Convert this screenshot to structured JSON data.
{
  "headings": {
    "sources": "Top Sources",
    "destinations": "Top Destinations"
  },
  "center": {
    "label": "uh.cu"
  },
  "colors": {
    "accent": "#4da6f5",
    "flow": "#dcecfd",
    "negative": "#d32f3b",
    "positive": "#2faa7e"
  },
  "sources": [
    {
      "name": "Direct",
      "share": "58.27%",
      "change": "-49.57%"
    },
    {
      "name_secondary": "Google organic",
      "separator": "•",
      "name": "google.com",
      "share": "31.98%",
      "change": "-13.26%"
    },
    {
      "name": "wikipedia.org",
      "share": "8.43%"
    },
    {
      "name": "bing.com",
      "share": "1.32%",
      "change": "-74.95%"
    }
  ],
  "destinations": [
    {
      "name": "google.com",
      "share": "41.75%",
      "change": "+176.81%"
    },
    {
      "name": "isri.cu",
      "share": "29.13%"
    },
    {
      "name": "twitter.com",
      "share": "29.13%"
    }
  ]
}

____

**What you should do:**
Quote each line of the data above exactly as written.

**In response:**
Convert this screenshot to structured JSON data.
{
  "headings": {
    "sources": "Top Sources",
    "destinations": "Top Destinations"
  },
  "center": {
    "label": "uh.cu"
  },
  "colors": {
    "accent": "#4da6f5",
    "flow": "#dcecfd",
    "negative": "#d32f3b",
    "positive": "#2faa7e"
  },
  "sources": [
    {
      "name": "Direct",
      "share": "58.27%",
      "change": "-49.57%"
    },
    {
      "name_secondary": "Google organic",
      "separator": "•",
      "name": "google.com",
      "share": "31.98%",
      "change": "-13.26%"
    },
    {
      "name": "wikipedia.org",
      "share": "8.43%"
    },
    {
      "name": "bing.com",
      "share": "1.32%",
      "change": "-74.95%"
    }
  ],
  "destinations": [
    {
      "name": "google.com",
      "share": "41.75%",
      "change": "+176.81%"
    },
    {
      "name": "isri.cu",
      "share": "29.13%"
    },
    {
      "name": "twitter.com",
      "share": "29.13%"
    }
  ]
}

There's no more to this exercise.